> TASK DIRECTIONS:
Scan the following material for the string "false" and copy each line in which it appears.

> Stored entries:

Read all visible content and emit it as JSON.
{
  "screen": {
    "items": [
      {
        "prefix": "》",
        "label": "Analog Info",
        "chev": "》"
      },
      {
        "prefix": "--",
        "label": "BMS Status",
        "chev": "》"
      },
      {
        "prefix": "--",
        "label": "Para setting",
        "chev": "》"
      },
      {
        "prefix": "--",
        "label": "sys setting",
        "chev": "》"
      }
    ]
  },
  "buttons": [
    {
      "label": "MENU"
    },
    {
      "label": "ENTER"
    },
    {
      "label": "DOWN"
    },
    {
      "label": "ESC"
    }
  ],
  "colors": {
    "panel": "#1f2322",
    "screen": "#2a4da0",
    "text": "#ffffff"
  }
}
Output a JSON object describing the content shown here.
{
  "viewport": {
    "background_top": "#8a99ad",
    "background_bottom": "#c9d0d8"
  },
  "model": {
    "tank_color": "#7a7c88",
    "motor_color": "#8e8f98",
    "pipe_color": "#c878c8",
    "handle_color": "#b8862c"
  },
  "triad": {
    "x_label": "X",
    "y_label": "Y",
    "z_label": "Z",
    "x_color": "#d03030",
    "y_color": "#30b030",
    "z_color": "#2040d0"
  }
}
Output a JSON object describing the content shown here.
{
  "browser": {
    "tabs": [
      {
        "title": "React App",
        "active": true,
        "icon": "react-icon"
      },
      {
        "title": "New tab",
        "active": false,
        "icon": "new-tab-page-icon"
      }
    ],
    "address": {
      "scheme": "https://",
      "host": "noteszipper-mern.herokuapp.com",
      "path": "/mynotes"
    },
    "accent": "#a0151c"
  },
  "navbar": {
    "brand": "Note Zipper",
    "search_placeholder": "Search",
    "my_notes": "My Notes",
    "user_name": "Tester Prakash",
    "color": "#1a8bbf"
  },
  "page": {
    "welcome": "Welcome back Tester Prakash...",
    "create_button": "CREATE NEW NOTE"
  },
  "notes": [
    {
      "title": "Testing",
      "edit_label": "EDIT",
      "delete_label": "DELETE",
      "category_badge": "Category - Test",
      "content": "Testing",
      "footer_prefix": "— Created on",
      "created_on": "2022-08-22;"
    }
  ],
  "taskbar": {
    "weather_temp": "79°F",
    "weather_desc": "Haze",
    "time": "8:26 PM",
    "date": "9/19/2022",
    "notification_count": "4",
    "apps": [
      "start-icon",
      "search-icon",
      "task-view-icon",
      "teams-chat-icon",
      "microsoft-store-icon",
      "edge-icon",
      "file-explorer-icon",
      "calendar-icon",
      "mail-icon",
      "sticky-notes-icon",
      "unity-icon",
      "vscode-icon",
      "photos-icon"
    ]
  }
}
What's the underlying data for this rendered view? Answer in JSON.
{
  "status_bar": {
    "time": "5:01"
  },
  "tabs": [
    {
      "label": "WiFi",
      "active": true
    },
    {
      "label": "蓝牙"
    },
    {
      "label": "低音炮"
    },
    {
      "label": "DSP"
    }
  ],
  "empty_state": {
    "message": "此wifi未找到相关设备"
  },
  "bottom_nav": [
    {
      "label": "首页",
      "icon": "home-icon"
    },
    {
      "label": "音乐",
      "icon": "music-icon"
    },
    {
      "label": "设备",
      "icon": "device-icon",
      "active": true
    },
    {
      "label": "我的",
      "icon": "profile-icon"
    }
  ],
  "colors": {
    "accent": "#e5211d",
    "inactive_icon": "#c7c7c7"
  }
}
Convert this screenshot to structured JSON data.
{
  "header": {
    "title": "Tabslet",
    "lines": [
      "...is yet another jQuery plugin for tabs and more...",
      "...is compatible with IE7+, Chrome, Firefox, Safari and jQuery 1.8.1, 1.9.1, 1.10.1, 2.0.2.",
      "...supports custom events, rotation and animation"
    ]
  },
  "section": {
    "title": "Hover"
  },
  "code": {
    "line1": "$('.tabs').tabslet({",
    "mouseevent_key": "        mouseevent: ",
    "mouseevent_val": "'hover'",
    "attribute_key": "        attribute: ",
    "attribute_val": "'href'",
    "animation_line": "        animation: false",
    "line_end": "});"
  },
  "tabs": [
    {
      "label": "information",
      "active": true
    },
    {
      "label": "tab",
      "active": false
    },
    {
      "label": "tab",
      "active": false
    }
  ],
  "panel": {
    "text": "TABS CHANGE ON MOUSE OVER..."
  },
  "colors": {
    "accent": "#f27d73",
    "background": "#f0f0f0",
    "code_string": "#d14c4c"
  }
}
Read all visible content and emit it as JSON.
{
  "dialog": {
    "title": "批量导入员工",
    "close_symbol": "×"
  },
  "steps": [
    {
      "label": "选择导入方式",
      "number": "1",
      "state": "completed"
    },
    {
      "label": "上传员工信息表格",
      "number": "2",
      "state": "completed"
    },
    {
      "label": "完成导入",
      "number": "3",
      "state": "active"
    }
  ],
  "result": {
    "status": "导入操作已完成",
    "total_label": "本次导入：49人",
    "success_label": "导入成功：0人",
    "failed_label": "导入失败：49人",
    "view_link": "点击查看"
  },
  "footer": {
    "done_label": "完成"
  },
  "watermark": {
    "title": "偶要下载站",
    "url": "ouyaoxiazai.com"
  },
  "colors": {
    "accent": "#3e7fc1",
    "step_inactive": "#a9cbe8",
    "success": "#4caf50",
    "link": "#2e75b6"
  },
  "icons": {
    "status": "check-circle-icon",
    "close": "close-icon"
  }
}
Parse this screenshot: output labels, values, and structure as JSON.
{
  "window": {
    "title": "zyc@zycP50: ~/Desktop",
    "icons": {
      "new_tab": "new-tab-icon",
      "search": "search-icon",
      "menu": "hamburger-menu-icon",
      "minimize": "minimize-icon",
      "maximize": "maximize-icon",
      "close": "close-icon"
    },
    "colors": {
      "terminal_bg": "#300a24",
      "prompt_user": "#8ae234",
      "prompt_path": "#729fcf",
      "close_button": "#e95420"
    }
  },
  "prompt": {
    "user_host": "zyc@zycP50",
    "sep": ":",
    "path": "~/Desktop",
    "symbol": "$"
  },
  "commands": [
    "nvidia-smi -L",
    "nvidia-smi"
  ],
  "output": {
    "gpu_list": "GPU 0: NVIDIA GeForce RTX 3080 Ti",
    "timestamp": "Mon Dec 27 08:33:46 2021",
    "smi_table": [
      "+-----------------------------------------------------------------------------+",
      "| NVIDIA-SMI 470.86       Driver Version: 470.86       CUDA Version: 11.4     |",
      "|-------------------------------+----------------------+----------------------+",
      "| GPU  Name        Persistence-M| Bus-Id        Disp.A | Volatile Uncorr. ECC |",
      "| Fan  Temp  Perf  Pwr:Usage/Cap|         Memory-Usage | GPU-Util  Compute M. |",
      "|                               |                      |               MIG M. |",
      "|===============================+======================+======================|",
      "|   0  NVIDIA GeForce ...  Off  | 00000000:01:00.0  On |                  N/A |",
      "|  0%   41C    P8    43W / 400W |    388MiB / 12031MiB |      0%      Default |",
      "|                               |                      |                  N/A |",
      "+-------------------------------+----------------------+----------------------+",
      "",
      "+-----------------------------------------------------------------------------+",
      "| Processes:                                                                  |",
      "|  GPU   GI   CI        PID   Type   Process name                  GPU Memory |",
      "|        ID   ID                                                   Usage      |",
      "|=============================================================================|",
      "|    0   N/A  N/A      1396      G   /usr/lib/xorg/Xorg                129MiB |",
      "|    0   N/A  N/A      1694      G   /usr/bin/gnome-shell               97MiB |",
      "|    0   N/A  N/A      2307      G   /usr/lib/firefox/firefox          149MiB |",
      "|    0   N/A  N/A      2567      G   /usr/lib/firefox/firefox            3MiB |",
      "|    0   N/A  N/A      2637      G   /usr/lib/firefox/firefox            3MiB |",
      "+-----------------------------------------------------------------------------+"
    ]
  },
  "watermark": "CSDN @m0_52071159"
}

> FINISHED EXERCISE:
        "active": false,
    "animation_line": "        animation: false",
      "active": false
      "active": false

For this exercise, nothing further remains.